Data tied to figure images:
::::

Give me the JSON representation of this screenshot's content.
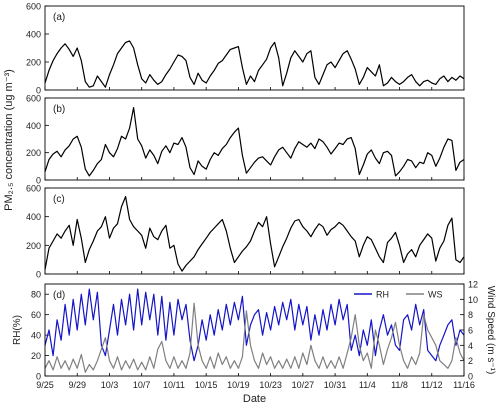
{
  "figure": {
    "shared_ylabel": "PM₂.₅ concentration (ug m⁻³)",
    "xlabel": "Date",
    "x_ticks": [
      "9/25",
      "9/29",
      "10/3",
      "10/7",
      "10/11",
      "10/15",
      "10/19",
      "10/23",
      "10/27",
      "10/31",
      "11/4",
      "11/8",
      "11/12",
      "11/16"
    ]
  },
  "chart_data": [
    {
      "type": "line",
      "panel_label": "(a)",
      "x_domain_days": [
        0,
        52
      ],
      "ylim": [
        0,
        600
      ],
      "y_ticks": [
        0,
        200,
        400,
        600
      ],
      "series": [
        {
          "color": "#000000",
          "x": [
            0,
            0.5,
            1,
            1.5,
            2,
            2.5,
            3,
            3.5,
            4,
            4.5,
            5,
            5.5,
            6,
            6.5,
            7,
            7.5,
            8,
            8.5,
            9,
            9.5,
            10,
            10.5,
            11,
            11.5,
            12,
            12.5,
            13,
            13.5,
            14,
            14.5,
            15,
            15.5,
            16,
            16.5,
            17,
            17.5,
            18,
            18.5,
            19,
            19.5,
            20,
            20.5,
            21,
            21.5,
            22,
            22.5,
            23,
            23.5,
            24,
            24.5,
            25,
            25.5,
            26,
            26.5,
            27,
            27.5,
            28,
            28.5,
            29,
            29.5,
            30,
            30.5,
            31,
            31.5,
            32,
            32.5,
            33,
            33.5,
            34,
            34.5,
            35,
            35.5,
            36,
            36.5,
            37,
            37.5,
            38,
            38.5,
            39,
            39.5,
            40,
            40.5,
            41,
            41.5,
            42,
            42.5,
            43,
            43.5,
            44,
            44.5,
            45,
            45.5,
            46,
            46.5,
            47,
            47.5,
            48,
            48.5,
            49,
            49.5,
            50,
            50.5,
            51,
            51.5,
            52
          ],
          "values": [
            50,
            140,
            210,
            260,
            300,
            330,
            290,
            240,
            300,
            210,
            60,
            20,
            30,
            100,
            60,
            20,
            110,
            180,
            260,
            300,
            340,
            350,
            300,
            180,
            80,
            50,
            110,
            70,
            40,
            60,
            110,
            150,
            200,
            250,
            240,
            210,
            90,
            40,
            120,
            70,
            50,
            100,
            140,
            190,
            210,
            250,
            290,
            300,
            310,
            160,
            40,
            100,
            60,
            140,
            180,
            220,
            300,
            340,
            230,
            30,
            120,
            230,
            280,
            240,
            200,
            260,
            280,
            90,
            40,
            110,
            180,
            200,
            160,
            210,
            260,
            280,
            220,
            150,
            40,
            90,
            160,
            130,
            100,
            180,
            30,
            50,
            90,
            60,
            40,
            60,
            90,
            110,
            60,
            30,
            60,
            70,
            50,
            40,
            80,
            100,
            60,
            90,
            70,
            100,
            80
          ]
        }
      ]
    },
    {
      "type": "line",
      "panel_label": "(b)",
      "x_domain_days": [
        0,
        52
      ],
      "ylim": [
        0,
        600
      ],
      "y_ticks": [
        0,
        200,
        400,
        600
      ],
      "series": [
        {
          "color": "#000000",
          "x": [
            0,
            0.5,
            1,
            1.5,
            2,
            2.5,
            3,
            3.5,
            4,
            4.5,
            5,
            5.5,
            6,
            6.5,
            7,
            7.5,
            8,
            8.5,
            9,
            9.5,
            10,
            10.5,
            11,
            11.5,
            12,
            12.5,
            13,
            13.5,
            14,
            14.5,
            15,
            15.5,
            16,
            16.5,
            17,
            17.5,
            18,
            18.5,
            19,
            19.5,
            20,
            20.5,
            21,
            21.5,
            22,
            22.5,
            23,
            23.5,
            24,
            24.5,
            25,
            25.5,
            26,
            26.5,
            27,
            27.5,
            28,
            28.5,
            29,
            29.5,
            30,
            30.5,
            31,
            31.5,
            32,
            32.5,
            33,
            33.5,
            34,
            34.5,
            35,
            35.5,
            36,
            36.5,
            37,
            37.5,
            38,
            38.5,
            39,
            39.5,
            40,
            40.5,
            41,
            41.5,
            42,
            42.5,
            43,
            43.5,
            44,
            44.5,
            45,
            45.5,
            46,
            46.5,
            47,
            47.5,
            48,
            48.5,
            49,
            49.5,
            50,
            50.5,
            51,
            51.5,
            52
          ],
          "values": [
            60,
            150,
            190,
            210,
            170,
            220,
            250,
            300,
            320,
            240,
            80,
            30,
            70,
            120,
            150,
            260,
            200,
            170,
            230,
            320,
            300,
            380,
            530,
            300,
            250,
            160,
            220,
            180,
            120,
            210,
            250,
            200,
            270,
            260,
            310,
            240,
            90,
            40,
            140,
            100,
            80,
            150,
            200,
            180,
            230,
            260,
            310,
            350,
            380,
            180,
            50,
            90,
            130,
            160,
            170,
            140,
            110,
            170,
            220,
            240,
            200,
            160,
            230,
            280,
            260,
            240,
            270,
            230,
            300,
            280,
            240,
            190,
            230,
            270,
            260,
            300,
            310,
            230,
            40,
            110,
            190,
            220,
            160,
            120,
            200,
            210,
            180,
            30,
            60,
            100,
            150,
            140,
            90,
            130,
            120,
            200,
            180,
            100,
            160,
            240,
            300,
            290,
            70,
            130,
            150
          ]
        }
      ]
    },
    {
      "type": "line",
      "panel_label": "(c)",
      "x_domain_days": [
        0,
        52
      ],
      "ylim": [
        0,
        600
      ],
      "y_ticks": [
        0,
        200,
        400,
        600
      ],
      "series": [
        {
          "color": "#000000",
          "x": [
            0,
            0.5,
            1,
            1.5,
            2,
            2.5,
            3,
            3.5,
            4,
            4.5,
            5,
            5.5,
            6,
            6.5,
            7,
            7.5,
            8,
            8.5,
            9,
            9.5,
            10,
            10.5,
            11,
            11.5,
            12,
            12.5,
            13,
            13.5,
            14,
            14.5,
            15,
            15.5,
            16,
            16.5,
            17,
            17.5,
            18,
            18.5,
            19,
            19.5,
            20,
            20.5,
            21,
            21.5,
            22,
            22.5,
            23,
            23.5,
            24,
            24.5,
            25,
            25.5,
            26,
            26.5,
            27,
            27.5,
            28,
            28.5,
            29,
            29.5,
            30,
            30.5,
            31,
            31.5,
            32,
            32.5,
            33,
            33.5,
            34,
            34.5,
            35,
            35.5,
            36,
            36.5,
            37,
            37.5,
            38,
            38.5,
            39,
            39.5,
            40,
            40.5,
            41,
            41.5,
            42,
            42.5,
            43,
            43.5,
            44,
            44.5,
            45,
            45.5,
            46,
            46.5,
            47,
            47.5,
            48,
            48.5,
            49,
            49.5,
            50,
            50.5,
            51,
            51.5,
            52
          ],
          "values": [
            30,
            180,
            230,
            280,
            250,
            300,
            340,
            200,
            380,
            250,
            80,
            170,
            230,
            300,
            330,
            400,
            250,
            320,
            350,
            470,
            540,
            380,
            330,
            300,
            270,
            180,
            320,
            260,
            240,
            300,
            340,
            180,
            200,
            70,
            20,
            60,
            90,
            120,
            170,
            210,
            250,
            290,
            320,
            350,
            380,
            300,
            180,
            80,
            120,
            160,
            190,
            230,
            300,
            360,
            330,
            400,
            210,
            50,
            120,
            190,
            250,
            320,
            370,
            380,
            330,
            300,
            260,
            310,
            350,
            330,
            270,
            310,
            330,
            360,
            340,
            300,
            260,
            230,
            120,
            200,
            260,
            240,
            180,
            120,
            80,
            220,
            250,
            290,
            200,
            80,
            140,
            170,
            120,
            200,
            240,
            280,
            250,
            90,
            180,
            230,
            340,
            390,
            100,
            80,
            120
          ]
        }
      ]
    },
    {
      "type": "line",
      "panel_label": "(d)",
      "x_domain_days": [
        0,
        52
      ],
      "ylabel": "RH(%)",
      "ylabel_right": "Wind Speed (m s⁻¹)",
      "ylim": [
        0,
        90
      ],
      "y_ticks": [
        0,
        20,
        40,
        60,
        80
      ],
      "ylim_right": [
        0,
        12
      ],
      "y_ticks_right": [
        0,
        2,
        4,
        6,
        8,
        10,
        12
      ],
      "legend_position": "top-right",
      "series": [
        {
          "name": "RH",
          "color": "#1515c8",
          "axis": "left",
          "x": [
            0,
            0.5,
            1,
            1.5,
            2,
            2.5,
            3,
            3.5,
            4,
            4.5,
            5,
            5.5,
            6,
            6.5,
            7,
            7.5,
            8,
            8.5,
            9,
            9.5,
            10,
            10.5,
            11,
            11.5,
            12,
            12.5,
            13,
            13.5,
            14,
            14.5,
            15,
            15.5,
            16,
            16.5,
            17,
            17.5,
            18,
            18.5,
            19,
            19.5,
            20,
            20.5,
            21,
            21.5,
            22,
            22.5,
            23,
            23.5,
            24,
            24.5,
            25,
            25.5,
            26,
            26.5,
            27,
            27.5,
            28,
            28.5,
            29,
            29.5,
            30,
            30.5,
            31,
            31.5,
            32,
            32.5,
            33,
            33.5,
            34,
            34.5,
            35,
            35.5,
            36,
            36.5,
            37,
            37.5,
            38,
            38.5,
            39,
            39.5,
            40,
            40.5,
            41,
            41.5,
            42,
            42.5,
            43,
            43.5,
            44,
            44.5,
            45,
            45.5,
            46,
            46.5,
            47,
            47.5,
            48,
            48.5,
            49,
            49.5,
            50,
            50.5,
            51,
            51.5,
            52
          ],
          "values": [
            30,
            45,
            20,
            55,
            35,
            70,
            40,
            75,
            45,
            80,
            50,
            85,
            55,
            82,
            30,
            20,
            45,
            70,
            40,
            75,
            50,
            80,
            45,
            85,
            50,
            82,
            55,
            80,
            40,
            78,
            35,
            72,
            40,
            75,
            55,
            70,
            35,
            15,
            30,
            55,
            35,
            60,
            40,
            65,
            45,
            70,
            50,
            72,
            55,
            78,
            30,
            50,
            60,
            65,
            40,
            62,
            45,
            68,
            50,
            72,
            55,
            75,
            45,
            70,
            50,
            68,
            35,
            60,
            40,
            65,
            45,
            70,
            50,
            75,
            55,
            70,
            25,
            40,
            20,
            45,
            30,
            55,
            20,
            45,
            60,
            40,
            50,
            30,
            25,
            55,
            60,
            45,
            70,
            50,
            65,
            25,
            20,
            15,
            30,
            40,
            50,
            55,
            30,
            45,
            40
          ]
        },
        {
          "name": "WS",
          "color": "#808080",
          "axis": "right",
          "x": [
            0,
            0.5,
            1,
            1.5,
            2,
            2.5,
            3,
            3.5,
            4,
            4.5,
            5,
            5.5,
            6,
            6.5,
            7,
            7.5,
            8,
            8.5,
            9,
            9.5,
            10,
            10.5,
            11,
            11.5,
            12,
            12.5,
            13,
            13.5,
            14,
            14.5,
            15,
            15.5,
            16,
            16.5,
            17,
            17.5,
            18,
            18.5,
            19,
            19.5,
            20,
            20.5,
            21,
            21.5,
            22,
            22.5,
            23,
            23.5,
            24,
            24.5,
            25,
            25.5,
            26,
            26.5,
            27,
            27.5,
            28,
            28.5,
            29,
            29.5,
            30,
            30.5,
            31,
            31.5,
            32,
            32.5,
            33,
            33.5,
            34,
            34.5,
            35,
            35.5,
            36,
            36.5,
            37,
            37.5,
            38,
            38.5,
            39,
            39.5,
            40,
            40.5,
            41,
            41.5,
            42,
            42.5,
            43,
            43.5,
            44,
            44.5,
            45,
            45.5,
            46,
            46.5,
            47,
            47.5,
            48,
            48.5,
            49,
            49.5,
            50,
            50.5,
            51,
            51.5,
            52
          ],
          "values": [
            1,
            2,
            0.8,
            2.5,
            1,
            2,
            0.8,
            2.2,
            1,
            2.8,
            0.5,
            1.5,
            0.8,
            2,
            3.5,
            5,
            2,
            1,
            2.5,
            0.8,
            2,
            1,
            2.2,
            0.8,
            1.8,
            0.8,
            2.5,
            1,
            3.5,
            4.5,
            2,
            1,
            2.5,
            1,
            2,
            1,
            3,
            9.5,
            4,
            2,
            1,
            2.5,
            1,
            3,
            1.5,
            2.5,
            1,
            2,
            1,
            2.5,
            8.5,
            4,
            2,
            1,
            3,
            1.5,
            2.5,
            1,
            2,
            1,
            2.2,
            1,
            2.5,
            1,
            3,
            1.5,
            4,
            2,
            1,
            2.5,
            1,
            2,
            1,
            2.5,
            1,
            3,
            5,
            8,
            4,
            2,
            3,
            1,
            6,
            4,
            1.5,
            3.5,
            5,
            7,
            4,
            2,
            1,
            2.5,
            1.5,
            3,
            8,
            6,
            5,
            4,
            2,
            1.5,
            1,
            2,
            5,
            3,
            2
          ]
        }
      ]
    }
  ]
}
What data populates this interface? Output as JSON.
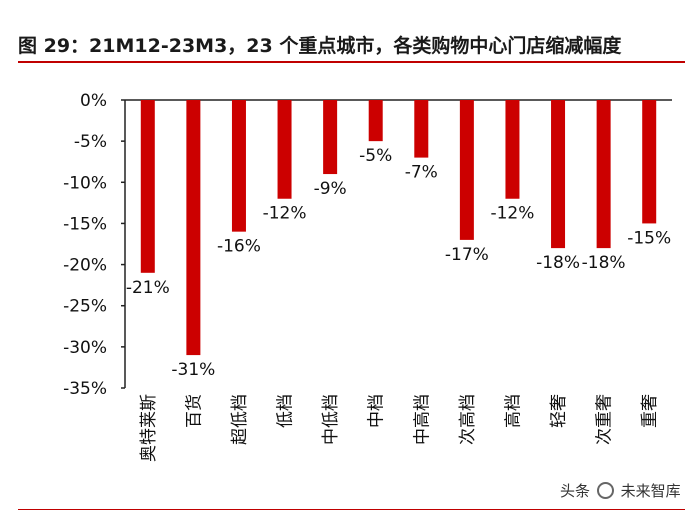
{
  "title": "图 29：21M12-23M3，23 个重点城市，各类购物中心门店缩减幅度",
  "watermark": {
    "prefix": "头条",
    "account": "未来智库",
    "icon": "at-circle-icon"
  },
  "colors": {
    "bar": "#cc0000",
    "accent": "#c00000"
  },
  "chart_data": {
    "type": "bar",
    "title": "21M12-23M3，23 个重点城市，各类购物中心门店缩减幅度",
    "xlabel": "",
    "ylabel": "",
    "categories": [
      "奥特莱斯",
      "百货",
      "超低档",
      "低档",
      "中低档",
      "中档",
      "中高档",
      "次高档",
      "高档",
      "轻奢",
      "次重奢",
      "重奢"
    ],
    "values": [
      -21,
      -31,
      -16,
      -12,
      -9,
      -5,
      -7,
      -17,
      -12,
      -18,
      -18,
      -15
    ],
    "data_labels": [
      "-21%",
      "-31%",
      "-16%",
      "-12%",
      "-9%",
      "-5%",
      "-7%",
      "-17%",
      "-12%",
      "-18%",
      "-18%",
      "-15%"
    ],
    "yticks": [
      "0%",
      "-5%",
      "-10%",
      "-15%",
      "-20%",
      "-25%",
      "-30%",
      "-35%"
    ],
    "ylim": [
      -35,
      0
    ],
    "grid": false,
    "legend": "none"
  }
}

::::

TASK BRIEF:
Copy out every line of the listing that includes the string "各类购物中心门店缩减幅度".

SOLUTION FOR THIS EXERCISE:
  "title": "图 29：21M12-23M3，23 个重点城市，各类购物中心门店缩减幅度",
    "title": "21M12-23M3，23 个重点城市，各类购物中心门店缩减幅度",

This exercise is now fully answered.